Can you retype every record below exactly as written?

--- BEGIN ---

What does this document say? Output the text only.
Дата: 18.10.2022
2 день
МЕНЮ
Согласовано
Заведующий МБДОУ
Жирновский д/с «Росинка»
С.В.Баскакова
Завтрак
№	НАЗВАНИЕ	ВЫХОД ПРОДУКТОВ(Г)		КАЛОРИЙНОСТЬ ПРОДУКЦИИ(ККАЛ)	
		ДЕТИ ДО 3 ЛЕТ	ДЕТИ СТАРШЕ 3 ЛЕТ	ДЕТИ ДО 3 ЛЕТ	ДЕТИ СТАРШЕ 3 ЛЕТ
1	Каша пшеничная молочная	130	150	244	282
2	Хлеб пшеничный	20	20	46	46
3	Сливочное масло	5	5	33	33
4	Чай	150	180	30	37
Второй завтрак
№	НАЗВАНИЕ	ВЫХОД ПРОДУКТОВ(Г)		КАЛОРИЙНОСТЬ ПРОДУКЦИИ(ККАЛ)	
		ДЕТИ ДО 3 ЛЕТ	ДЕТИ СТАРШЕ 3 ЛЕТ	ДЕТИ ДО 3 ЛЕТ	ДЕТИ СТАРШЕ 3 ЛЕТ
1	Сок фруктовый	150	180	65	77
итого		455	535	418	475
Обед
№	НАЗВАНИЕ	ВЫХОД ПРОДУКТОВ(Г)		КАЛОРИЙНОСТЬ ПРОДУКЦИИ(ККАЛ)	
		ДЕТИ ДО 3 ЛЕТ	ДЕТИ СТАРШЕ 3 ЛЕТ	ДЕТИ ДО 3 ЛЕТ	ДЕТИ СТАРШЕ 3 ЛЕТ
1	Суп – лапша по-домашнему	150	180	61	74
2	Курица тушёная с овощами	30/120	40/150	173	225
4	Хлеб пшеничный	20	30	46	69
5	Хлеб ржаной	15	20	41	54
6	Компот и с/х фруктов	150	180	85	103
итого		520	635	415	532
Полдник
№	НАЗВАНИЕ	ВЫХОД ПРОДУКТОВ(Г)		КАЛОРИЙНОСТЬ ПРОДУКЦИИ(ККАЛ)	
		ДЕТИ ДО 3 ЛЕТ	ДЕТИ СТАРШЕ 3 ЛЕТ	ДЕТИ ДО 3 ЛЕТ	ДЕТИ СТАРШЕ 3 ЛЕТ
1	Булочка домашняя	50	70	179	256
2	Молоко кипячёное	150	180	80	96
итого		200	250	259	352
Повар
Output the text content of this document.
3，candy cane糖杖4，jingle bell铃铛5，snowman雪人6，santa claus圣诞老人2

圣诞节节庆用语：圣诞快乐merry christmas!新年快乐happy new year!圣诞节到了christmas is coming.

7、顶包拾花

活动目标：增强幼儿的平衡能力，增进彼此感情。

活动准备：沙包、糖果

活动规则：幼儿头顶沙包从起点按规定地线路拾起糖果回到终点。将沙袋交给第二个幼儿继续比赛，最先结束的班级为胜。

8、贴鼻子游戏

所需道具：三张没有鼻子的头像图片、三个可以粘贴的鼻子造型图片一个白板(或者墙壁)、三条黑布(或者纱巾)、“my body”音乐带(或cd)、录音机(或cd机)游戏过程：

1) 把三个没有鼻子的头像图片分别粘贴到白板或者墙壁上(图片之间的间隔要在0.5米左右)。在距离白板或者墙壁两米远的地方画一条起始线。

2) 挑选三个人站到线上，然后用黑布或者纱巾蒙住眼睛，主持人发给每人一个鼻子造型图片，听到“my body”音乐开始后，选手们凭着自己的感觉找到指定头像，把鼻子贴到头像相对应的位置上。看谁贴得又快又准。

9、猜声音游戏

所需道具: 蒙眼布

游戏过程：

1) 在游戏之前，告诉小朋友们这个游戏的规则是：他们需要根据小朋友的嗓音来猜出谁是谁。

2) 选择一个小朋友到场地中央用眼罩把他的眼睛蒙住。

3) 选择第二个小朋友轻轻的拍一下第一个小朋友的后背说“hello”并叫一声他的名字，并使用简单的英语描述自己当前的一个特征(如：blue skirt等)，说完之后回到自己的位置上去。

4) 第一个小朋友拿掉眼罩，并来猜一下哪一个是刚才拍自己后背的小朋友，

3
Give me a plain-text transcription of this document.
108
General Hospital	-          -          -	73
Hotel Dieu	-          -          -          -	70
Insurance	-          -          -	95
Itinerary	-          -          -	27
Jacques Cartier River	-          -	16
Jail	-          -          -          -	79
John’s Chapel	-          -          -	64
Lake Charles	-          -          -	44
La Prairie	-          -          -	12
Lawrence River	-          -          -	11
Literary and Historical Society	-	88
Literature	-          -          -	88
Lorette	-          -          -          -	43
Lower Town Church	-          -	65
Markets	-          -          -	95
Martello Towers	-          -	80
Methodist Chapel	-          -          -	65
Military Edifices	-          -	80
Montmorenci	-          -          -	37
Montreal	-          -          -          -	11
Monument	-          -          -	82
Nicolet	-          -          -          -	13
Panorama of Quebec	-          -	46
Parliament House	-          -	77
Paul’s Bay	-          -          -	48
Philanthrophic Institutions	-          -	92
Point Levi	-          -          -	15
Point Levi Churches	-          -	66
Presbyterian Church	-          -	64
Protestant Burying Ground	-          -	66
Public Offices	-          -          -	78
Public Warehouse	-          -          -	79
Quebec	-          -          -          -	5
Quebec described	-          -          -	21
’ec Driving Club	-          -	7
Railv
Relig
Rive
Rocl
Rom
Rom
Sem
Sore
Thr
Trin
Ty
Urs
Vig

--- END ---

§ Task solution:
What does this document say? Output the text only.
Дата: 18.10.2022
2 день
МЕНЮ
Согласовано
Заведующий МБДОУ
Жирновский д/с «Росинка»
С.В.Баскакова
Завтрак
№	НАЗВАНИЕ	ВЫХОД ПРОДУКТОВ(Г)		КАЛОРИЙНОСТЬ ПРОДУКЦИИ(ККАЛ)	
		ДЕТИ ДО 3 ЛЕТ	ДЕТИ СТАРШЕ 3 ЛЕТ	ДЕТИ ДО 3 ЛЕТ	ДЕТИ СТАРШЕ 3 ЛЕТ
1	Каша пшеничная молочная	130	150	244	282
2	Хлеб пшеничный	20	20	46	46
3	Сливочное масло	5	5	33	33
4	Чай	150	180	30	37
Второй завтрак
№	НАЗВАНИЕ	ВЫХОД ПРОДУКТОВ(Г)		КАЛОРИЙНОСТЬ ПРОДУКЦИИ(ККАЛ)	
		ДЕТИ ДО 3 ЛЕТ	ДЕТИ СТАРШЕ 3 ЛЕТ	ДЕТИ ДО 3 ЛЕТ	ДЕТИ СТАРШЕ 3 ЛЕТ
1	Сок фруктовый	150	180	65	77
итого		455	535	418	475
Обед
№	НАЗВАНИЕ	ВЫХОД ПРОДУКТОВ(Г)		КАЛОРИЙНОСТЬ ПРОДУКЦИИ(ККАЛ)	
		ДЕТИ ДО 3 ЛЕТ	ДЕТИ СТАРШЕ 3 ЛЕТ	ДЕТИ ДО 3 ЛЕТ	ДЕТИ СТАРШЕ 3 ЛЕТ
1	Суп – лапша по-домашнему	150	180	61	74
2	Курица тушёная с овощами	30/120	40/150	173	225
4	Хлеб пшеничный	20	30	46	69
5	Хлеб ржаной	15	20	41	54
6	Компот и с/х фруктов	150	180	85	103
итого		520	635	415	532
Полдник
№	НАЗВАНИЕ	ВЫХОД ПРОДУКТОВ(Г)		КАЛОРИЙНОСТЬ ПРОДУКЦИИ(ККАЛ)	
		ДЕТИ ДО 3 ЛЕТ	ДЕТИ СТАРШЕ 3 ЛЕТ	ДЕТИ ДО 3 ЛЕТ	ДЕТИ СТАРШЕ 3 ЛЕТ
1	Булочка домашняя	50	70	179	256
2	Молоко кипячёное	150	180	80	96
итого		200	250	259	352
Повар
Output the text content of this document.
3，candy cane糖杖4，jingle bell铃铛5，snowman雪人6，santa claus圣诞老人2

圣诞节节庆用语：圣诞快乐merry christmas!新年快乐happy new year!圣诞节到了christmas is coming.

7、顶包拾花

活动目标：增强幼儿的平衡能力，增进彼此感情。

活动准备：沙包、糖果

活动规则：幼儿头顶沙包从起点按规定地线路拾起糖果回到终点。将沙袋交给第二个幼儿继续比赛，最先结束的班级为胜。

8、贴鼻子游戏

所需道具：三张没有鼻子的头像图片、三个可以粘贴的鼻子造型图片一个白板(或者墙壁)、三条黑布(或者纱巾)、“my body”音乐带(或cd)、录音机(或cd机)游戏过程：

1) 把三个没有鼻子的头像图片分别粘贴到白板或者墙壁上(图片之间的间隔要在0.5米左右)。在距离白板或者墙壁两米远的地方画一条起始线。

2) 挑选三个人站到线上，然后用黑布或者纱巾蒙住眼睛，主持人发给每人一个鼻子造型图片，听到“my body”音乐开始后，选手们凭着自己的感觉找到指定头像，把鼻子贴到头像相对应的位置上。看谁贴得又快又准。

9、猜声音游戏

所需道具: 蒙眼布

游戏过程：

1) 在游戏之前，告诉小朋友们这个游戏的规则是：他们需要根据小朋友的嗓音来猜出谁是谁。

2) 选择一个小朋友到场地中央用眼罩把他的眼睛蒙住。

3) 选择第二个小朋友轻轻的拍一下第一个小朋友的后背说“hello”并叫一声他的名字，并使用简单的英语描述自己当前的一个特征(如：blue skirt等)，说完之后回到自己的位置上去。

4) 第一个小朋友拿掉眼罩，并来猜一下哪一个是刚才拍自己后背的小朋友，

3
Give me a plain-text transcription of this document.
108
General Hospital	-          -          -	73
Hotel Dieu	-          -          -          -	70
Insurance	-          -          -	95
Itinerary	-          -          -	27
Jacques Cartier River	-          -	16
Jail	-          -          -          -	79
John’s Chapel	-          -          -	64
Lake Charles	-          -          -	44
La Prairie	-          -          -	12
Lawrence River	-          -          -	11
Literary and Historical Society	-	88
Literature	-          -          -	88
Lorette	-          -          -          -	43
Lower Town Church	-          -	65
Markets	-          -          -	95
Martello Towers	-          -	80
Methodist Chapel	-          -          -	65
Military Edifices	-          -	80
Montmorenci	-          -          -	37
Montreal	-          -          -          -	11
Monument	-          -          -	82
Nicolet	-          -          -          -	13
Panorama of Quebec	-          -	46
Parliament House	-          -	77
Paul’s Bay	-          -          -	48
Philanthrophic Institutions	-          -	92
Point Levi	-          -          -	15
Point Levi Churches	-          -	66
Presbyterian Church	-          -	64
Protestant Burying Ground	-          -	66
Public Offices	-          -          -	78
Public Warehouse	-          -          -	79
Quebec	-          -          -          -	5
Quebec described	-          -          -	21
’ec Driving Club	-          -	7
Railv
Relig
Rive
Rocl
Rom
Rom
Sem
Sore
Thr
Trin
Ty
Urs
Vig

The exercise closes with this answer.